START Material shown
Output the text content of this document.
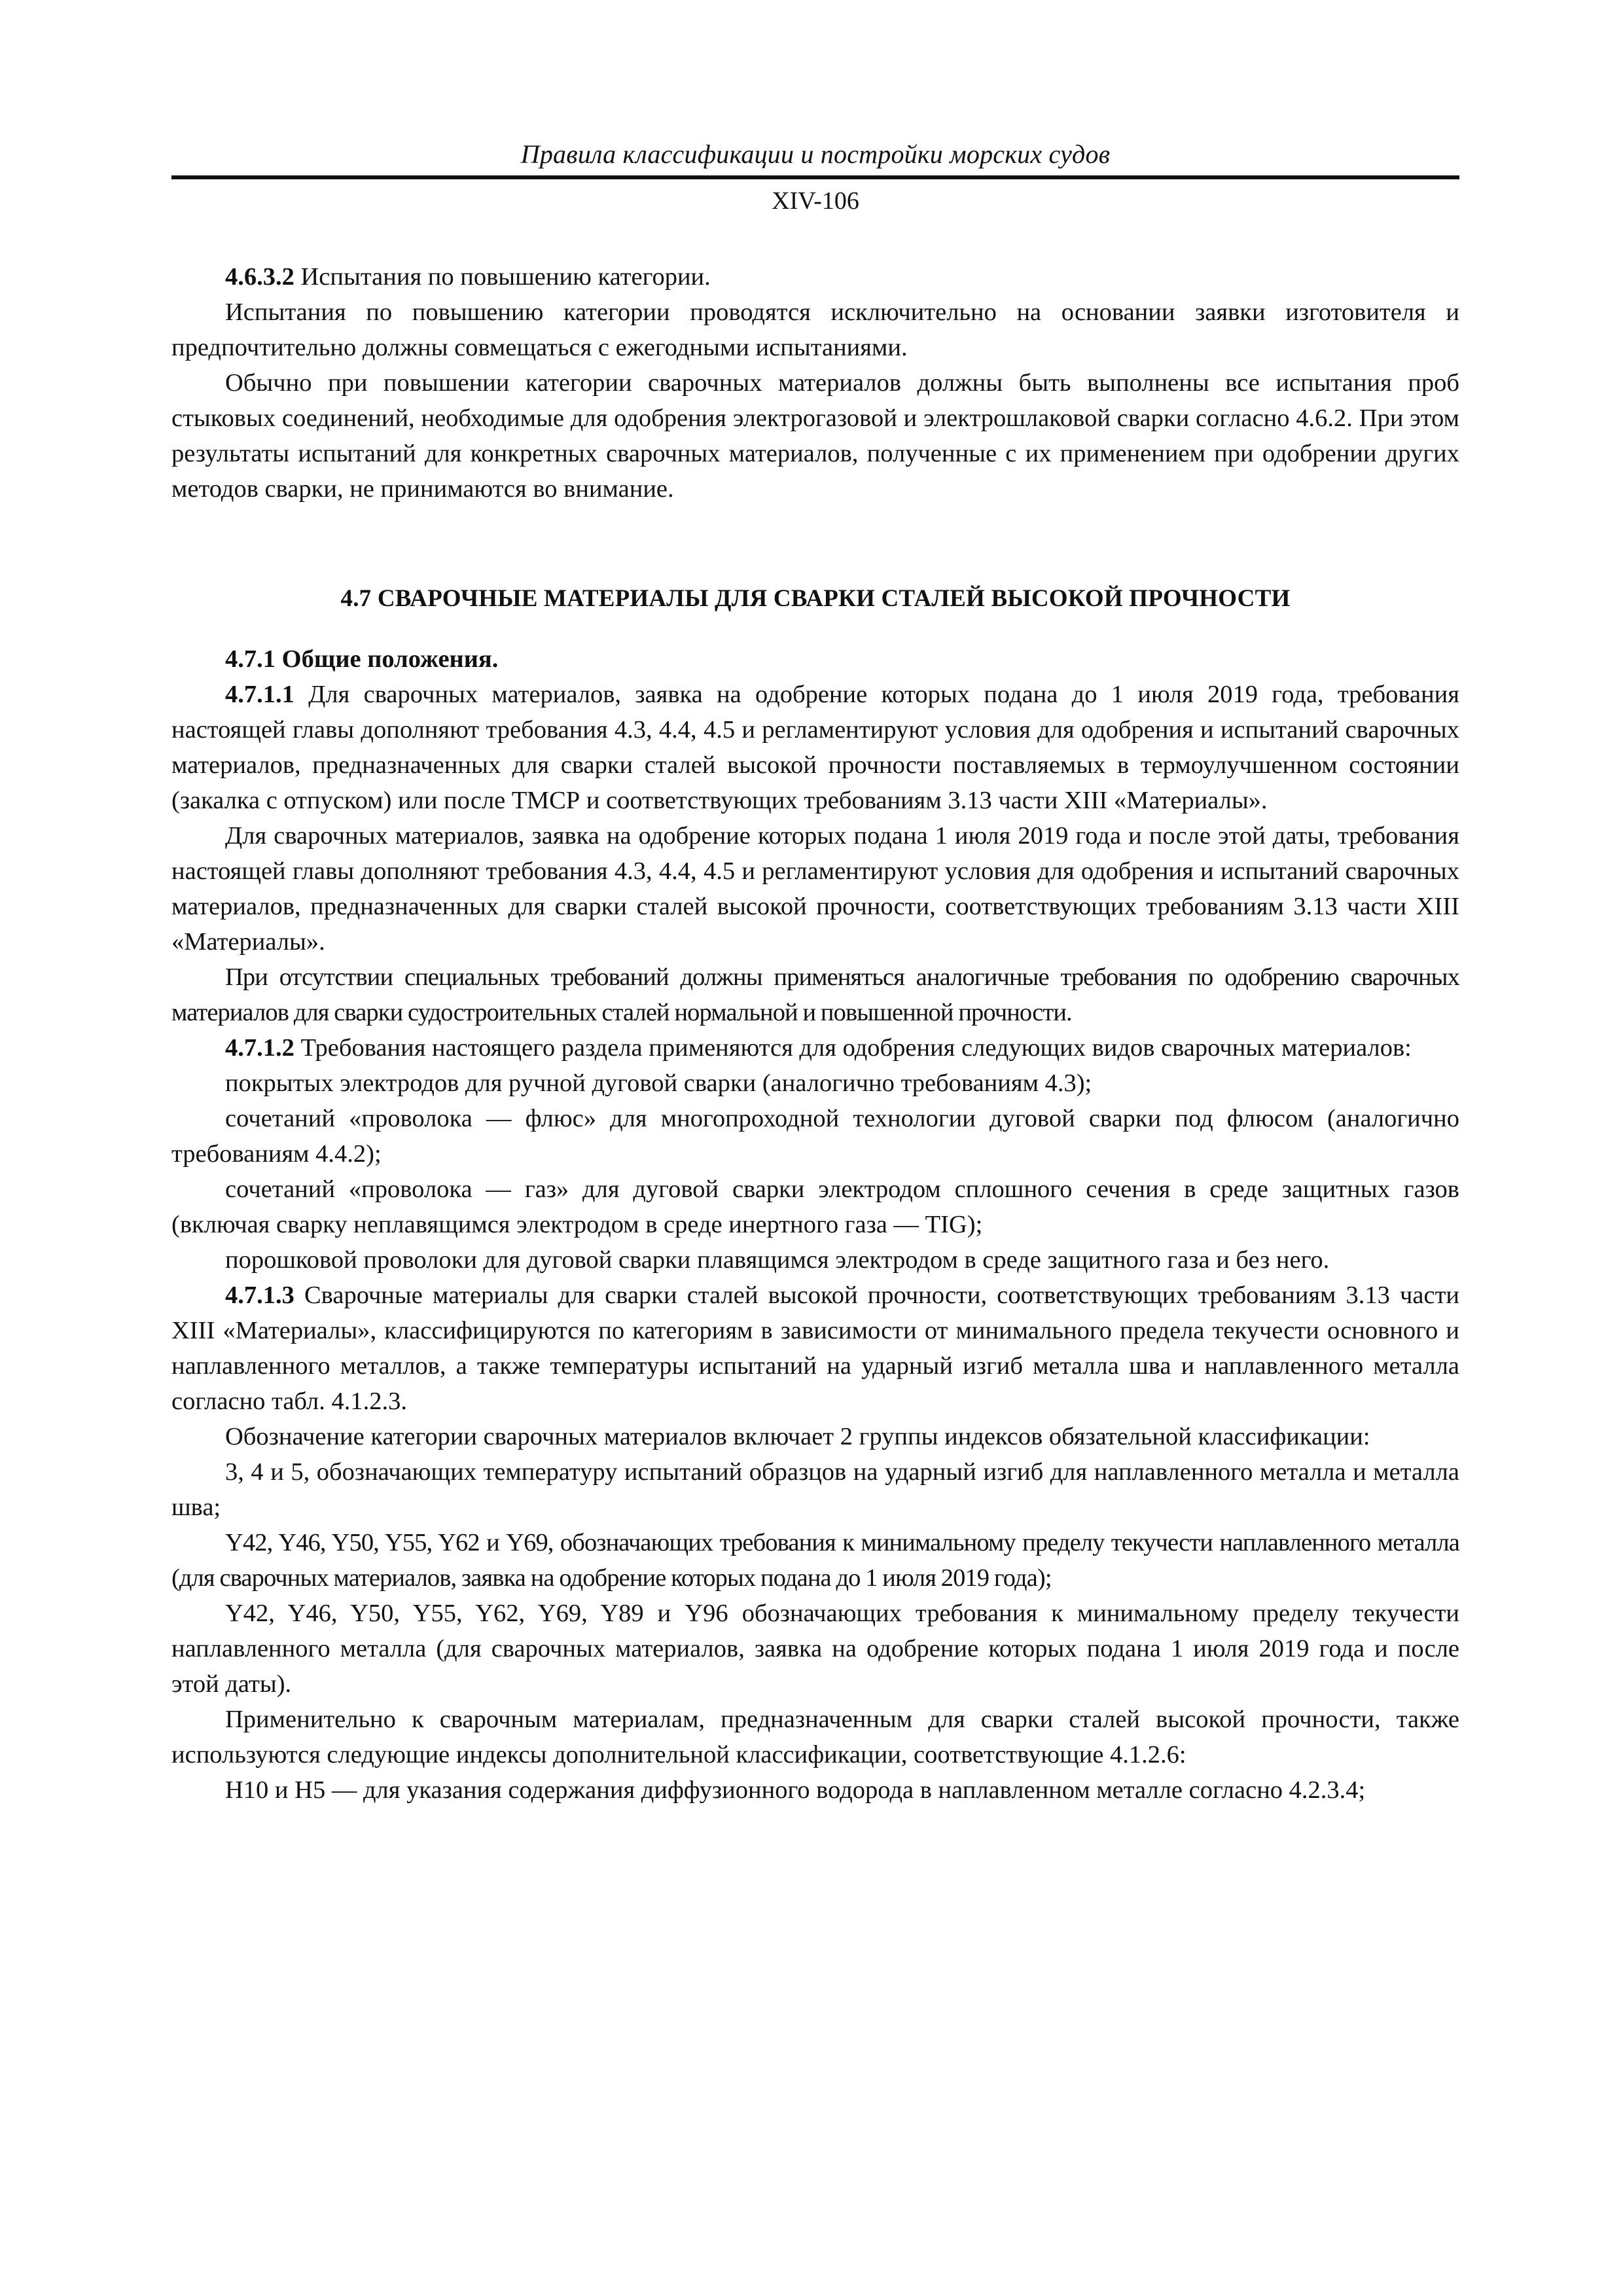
Правила классификации и постройки морских судов

XIV-106

4.6.3.2 Испытания по повышению категории.

Испытания по повышению категории проводятся исключительно на основании заявки изготовителя и предпочтительно должны совмещаться с ежегодными испытаниями.

Обычно при повышении категории сварочных материалов должны быть выполнены все испытания проб стыковых соединений, необходимые для одобрения электрогазовой и электрошлаковой сварки согласно 4.6.2. При этом результаты испытаний для конкретных сварочных материалов, полученные с их применением при одобрении других методов сварки, не принимаются во внимание.

4.7 СВАРОЧНЫЕ МАТЕРИАЛЫ ДЛЯ СВАРКИ СТАЛЕЙ ВЫСОКОЙ ПРОЧНОСТИ

4.7.1 Общие положения.

4.7.1.1 Для сварочных материалов, заявка на одобрение которых подана до 1 июля 2019 года, требования настоящей главы дополняют требования 4.3, 4.4, 4.5 и регламентируют условия для одобрения и испытаний сварочных материалов, предназначенных для сварки сталей высокой прочности поставляемых в термоулучшенном состоянии (закалка с отпуском) или после ТМСР и соответствующих требованиям 3.13 части XIII «Материалы».

Для сварочных материалов, заявка на одобрение которых подана 1 июля 2019 года и после этой даты, требования настоящей главы дополняют требования 4.3, 4.4, 4.5 и регламентируют условия для одобрения и испытаний сварочных материалов, предназначенных для сварки сталей высокой прочности, соответствующих требованиям 3.13 части XIII «Материалы».

При отсутствии специальных требований должны применяться аналогичные требования по одобрению сварочных материалов для сварки судостроительных сталей нормальной и повышенной прочности.

4.7.1.2 Требования настоящего раздела применяются для одобрения следующих видов сварочных материалов:

покрытых электродов для ручной дуговой сварки (аналогично требованиям 4.3);

сочетаний «проволока — флюс» для многопроходной технологии дуговой сварки под флюсом (аналогично требованиям 4.4.2);

сочетаний «проволока — газ» для дуговой сварки электродом сплошного сечения в среде защитных газов (включая сварку неплавящимся электродом в среде инертного газа — TIG);

порошковой проволоки для дуговой сварки плавящимся электродом в среде защитного газа и без него.

4.7.1.3 Сварочные материалы для сварки сталей высокой прочности, соответствующих требованиям 3.13 части XIII «Материалы», классифицируются по категориям в зависимости от минимального предела текучести основного и наплавленного металлов, а также температуры испытаний на ударный изгиб металла шва и наплавленного металла согласно табл. 4.1.2.3.

Обозначение категории сварочных материалов включает 2 группы индексов обязательной классификации:

3, 4 и 5, обозначающих температуру испытаний образцов на ударный изгиб для наплавленного металла и металла шва;

Y42, Y46, Y50, Y55, Y62 и Y69, обозначающих требования к минимальному пределу текучести наплавленного металла (для сварочных материалов, заявка на одобрение которых подана до 1 июля 2019 года);

Y42, Y46, Y50, Y55, Y62, Y69, Y89 и Y96 обозначающих требования к минимальному пределу текучести наплавленного металла (для сварочных материалов, заявка на одобрение которых подана 1 июля 2019 года и после этой даты).

Применительно к сварочным материалам, предназначенным для сварки сталей высокой прочности, также используются следующие индексы дополнительной классификации, соответствующие 4.1.2.6:

H10 и H5 — для указания содержания диффузионного водорода в наплавленном металле согласно 4.2.3.4;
END Material shown
Copy out the records above in full, exactly as written, but not the pictures.

● **Output**
Output the text content of this document.
Правила классификации и постройки морских судов

XIV-106

4.6.3.2 Испытания по повышению категории.

Испытания по повышению категории проводятся исключительно на основании заявки изготовителя и предпочтительно должны совмещаться с ежегодными испытаниями.

Обычно при повышении категории сварочных материалов должны быть выполнены все испытания проб стыковых соединений, необходимые для одобрения электрогазовой и электрошлаковой сварки согласно 4.6.2. При этом результаты испытаний для конкретных сварочных материалов, полученные с их применением при одобрении других методов сварки, не принимаются во внимание.

4.7 СВАРОЧНЫЕ МАТЕРИАЛЫ ДЛЯ СВАРКИ СТАЛЕЙ ВЫСОКОЙ ПРОЧНОСТИ

4.7.1 Общие положения.

4.7.1.1 Для сварочных материалов, заявка на одобрение которых подана до 1 июля 2019 года, требования настоящей главы дополняют требования 4.3, 4.4, 4.5 и регламентируют условия для одобрения и испытаний сварочных материалов, предназначенных для сварки сталей высокой прочности поставляемых в термоулучшенном состоянии (закалка с отпуском) или после ТМСР и соответствующих требованиям 3.13 части XIII «Материалы».

Для сварочных материалов, заявка на одобрение которых подана 1 июля 2019 года и после этой даты, требования настоящей главы дополняют требования 4.3, 4.4, 4.5 и регламентируют условия для одобрения и испытаний сварочных материалов, предназначенных для сварки сталей высокой прочности, соответствующих требованиям 3.13 части XIII «Материалы».

При отсутствии специальных требований должны применяться аналогичные требования по одобрению сварочных материалов для сварки судостроительных сталей нормальной и повышенной прочности.

4.7.1.2 Требования настоящего раздела применяются для одобрения следующих видов сварочных материалов:

покрытых электродов для ручной дуговой сварки (аналогично требованиям 4.3);

сочетаний «проволока — флюс» для многопроходной технологии дуговой сварки под флюсом (аналогично требованиям 4.4.2);

сочетаний «проволока — газ» для дуговой сварки электродом сплошного сечения в среде защитных газов (включая сварку неплавящимся электродом в среде инертного газа — TIG);

порошковой проволоки для дуговой сварки плавящимся электродом в среде защитного газа и без него.

4.7.1.3 Сварочные материалы для сварки сталей высокой прочности, соответствующих требованиям 3.13 части XIII «Материалы», классифицируются по категориям в зависимости от минимального предела текучести основного и наплавленного металлов, а также температуры испытаний на ударный изгиб металла шва и наплавленного металла согласно табл. 4.1.2.3.

Обозначение категории сварочных материалов включает 2 группы индексов обязательной классификации:

3, 4 и 5, обозначающих температуру испытаний образцов на ударный изгиб для наплавленного металла и металла шва;

Y42, Y46, Y50, Y55, Y62 и Y69, обозначающих требования к минимальному пределу текучести наплавленного металла (для сварочных материалов, заявка на одобрение которых подана до 1 июля 2019 года);

Y42, Y46, Y50, Y55, Y62, Y69, Y89 и Y96 обозначающих требования к минимальному пределу текучести наплавленного металла (для сварочных материалов, заявка на одобрение которых подана 1 июля 2019 года и после этой даты).

Применительно к сварочным материалам, предназначенным для сварки сталей высокой прочности, также используются следующие индексы дополнительной классификации, соответствующие 4.1.2.6:

H10 и H5 — для указания содержания диффузионного водорода в наплавленном металле согласно 4.2.3.4;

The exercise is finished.